• INPUT FOR THIS TASK:
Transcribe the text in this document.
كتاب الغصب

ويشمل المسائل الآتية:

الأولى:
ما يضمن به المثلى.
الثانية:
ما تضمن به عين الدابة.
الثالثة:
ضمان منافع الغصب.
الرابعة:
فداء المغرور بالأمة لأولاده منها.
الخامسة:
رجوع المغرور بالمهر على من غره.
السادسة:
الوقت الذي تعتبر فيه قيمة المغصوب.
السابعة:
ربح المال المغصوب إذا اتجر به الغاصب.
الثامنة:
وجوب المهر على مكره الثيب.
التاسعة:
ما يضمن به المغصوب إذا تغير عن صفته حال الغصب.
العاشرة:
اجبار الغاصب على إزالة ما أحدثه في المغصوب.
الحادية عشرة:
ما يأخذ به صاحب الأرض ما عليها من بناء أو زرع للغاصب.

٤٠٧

---

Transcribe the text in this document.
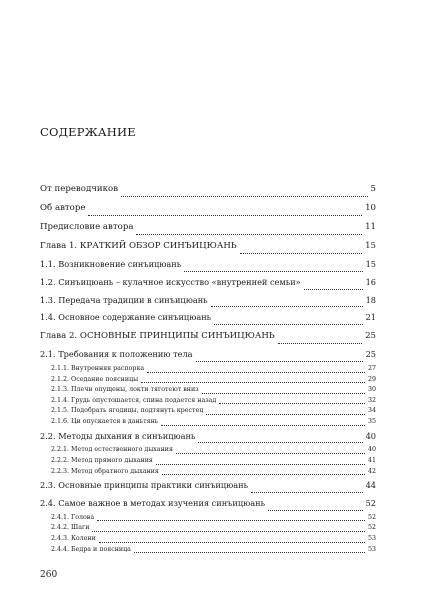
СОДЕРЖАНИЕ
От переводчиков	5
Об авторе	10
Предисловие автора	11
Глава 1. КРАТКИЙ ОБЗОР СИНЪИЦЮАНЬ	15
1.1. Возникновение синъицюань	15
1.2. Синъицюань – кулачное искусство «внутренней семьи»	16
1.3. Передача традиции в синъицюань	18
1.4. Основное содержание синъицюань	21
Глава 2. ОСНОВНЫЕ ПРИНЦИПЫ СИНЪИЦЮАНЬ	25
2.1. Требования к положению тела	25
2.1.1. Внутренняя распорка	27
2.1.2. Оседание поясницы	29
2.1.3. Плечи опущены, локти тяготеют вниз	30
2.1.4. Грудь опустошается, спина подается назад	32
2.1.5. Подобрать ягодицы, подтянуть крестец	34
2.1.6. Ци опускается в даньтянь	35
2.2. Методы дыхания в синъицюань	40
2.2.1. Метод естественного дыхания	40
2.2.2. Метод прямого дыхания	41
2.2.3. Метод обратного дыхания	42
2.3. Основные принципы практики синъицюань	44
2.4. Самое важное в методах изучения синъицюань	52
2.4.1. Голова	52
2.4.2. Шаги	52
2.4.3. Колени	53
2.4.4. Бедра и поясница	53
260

• GOAL OF THE EXERCISE: Where a line of the entries contains the word "الغصب", copy that line.

• FULL OUTPUT:
كتاب الغصب
ضمان منافع الغصب.
ما يضمن به المغصوب إذا تغير عن صفته حال الغصب.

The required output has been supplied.